- **What to work on**
Where a line contains the string "until", copy that line.

Records excerpted from a collection
— START —

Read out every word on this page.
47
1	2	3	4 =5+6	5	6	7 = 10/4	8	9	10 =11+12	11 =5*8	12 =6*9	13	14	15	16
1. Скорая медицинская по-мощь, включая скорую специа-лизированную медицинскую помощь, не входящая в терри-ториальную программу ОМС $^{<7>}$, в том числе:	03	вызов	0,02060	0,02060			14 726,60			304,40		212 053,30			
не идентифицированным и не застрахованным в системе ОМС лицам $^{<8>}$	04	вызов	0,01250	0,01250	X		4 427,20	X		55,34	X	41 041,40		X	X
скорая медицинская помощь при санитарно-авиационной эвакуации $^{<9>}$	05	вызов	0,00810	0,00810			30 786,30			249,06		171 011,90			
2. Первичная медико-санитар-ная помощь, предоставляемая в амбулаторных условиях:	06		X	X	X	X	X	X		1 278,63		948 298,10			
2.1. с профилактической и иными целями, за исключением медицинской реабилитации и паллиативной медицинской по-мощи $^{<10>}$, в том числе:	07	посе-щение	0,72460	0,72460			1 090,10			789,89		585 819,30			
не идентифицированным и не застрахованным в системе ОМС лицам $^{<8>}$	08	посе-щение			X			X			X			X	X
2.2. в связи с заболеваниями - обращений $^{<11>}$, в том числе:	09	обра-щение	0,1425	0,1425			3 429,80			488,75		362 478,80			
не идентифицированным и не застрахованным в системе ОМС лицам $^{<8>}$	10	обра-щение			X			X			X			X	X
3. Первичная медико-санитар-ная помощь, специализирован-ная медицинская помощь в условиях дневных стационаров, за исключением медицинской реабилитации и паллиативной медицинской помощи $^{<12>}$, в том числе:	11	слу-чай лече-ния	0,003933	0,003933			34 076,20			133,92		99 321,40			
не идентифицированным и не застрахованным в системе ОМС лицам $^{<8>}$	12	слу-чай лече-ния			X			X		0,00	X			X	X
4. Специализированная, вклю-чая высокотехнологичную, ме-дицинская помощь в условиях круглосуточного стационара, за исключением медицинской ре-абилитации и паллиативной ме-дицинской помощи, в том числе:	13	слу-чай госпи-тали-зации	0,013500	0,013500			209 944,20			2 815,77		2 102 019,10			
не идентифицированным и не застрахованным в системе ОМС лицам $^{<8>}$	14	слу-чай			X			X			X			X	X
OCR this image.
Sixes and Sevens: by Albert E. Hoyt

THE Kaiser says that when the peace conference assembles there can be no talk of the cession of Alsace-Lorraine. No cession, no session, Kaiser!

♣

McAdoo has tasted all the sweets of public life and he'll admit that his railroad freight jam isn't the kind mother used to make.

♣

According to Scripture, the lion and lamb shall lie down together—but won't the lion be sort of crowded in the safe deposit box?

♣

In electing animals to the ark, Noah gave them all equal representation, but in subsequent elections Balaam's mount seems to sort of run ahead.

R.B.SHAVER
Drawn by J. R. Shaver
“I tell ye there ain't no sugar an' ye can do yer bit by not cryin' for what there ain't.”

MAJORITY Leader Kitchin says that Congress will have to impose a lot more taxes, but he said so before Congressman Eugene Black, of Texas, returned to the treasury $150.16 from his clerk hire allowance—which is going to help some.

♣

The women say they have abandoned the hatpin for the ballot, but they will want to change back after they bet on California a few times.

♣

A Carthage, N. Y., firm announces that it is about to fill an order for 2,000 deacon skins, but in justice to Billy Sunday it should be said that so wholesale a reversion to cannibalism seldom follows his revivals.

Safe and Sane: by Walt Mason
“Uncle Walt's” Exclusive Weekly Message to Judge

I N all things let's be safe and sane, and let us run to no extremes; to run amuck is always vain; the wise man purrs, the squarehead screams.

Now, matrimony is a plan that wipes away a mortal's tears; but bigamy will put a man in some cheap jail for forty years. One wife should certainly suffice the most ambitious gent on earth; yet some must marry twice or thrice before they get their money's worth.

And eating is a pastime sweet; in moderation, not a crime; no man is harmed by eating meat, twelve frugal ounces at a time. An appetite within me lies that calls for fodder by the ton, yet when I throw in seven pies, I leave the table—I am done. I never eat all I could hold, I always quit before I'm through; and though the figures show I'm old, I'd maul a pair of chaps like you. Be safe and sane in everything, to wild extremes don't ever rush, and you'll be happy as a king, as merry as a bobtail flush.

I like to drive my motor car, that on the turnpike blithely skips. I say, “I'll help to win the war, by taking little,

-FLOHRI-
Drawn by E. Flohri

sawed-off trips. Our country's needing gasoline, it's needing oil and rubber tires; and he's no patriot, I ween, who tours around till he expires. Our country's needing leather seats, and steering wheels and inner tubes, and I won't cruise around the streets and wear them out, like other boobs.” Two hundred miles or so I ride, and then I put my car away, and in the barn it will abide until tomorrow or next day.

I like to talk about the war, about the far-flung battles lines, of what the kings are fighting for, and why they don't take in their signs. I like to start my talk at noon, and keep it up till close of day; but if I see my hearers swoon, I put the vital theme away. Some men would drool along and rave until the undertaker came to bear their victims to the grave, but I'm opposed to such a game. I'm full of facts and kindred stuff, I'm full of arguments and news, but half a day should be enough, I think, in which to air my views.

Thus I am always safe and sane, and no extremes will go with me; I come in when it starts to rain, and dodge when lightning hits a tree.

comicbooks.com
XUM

— END —

- **Task response**
sawed-off trips. Our country's needing gasoline, it's needing oil and rubber tires; and he's no patriot, I ween, who tours around till he expires. Our country's needing leather seats, and steering wheels and inner tubes, and I won't cruise around the streets and wear them out, like other boobs.” Two hundred miles or so I ride, and then I put my car away, and in the barn it will abide until tomorrow or next day.
I like to talk about the war, about the far-flung battles lines, of what the kings are fighting for, and why they don't take in their signs. I like to start my talk at noon, and keep it up till close of day; but if I see my hearers swoon, I put the vital theme away. Some men would drool along and rave until the undertaker came to bear their victims to the grave, but I'm opposed to such a game. I'm full of facts and kindred stuff, I'm full of arguments and news, but half a day should be enough, I think, in which to air my views.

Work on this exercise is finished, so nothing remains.